Set down, in full, every record in the block.

* * * * * * * * *

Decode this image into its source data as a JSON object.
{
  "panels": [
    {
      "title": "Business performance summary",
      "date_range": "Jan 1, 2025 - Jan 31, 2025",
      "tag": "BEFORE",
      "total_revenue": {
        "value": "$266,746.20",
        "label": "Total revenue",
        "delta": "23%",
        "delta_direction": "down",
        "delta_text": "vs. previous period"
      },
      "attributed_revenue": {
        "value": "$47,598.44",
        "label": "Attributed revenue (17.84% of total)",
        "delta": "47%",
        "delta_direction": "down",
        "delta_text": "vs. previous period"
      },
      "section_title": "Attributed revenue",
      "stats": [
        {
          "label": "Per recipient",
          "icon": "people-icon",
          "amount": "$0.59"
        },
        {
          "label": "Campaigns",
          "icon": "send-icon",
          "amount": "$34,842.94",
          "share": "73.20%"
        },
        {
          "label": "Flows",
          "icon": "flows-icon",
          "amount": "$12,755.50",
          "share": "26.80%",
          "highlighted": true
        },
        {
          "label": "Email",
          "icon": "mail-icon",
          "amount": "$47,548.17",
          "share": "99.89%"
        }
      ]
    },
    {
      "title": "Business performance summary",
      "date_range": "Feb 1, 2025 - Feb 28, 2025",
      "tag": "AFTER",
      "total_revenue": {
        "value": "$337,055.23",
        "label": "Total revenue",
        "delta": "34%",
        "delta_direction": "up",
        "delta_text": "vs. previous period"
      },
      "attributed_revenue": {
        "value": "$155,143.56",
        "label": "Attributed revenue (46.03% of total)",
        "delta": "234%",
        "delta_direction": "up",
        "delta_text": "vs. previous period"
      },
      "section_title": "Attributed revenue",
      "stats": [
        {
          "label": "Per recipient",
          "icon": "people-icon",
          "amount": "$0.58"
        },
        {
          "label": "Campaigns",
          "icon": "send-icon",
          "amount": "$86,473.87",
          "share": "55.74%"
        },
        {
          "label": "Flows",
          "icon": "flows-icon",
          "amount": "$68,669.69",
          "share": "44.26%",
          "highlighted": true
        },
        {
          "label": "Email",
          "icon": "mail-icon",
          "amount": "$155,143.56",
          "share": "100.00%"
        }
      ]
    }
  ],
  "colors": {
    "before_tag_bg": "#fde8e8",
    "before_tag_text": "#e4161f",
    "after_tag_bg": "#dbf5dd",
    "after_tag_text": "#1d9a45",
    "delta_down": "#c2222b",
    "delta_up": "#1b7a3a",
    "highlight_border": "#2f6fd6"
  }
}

* * * * * * * * *

**OUTPUT FOR THIS EXERCISE**
Decode this image into its source data as a JSON object.
{
  "panels": [
    {
      "title": "Business performance summary",
      "date_range": "Jan 1, 2025 - Jan 31, 2025",
      "tag": "BEFORE",
      "total_revenue": {
        "value": "$266,746.20",
        "label": "Total revenue",
        "delta": "23%",
        "delta_direction": "down",
        "delta_text": "vs. previous period"
      },
      "attributed_revenue": {
        "value": "$47,598.44",
        "label": "Attributed revenue (17.84% of total)",
        "delta": "47%",
        "delta_direction": "down",
        "delta_text": "vs. previous period"
      },
      "section_title": "Attributed revenue",
      "stats": [
        {
          "label": "Per recipient",
          "icon": "people-icon",
          "amount": "$0.59"
        },
        {
          "label": "Campaigns",
          "icon": "send-icon",
          "amount": "$34,842.94",
          "share": "73.20%"
        },
        {
          "label": "Flows",
          "icon": "flows-icon",
          "amount": "$12,755.50",
          "share": "26.80%",
          "highlighted": true
        },
        {
          "label": "Email",
          "icon": "mail-icon",
          "amount": "$47,548.17",
          "share": "99.89%"
        }
      ]
    },
    {
      "title": "Business performance summary",
      "date_range": "Feb 1, 2025 - Feb 28, 2025",
      "tag": "AFTER",
      "total_revenue": {
        "value": "$337,055.23",
        "label": "Total revenue",
        "delta": "34%",
        "delta_direction": "up",
        "delta_text": "vs. previous period"
      },
      "attributed_revenue": {
        "value": "$155,143.56",
        "label": "Attributed revenue (46.03% of total)",
        "delta": "234%",
        "delta_direction": "up",
        "delta_text": "vs. previous period"
      },
      "section_title": "Attributed revenue",
      "stats": [
        {
          "label": "Per recipient",
          "icon": "people-icon",
          "amount": "$0.58"
        },
        {
          "label": "Campaigns",
          "icon": "send-icon",
          "amount": "$86,473.87",
          "share": "55.74%"
        },
        {
          "label": "Flows",
          "icon": "flows-icon",
          "amount": "$68,669.69",
          "share": "44.26%",
          "highlighted": true
        },
        {
          "label": "Email",
          "icon": "mail-icon",
          "amount": "$155,143.56",
          "share": "100.00%"
        }
      ]
    }
  ],
  "colors": {
    "before_tag_bg": "#fde8e8",
    "before_tag_text": "#e4161f",
    "after_tag_bg": "#dbf5dd",
    "after_tag_text": "#1d9a45",
    "delta_down": "#c2222b",
    "delta_up": "#1b7a3a",
    "highlight_border": "#2f6fd6"
  }
}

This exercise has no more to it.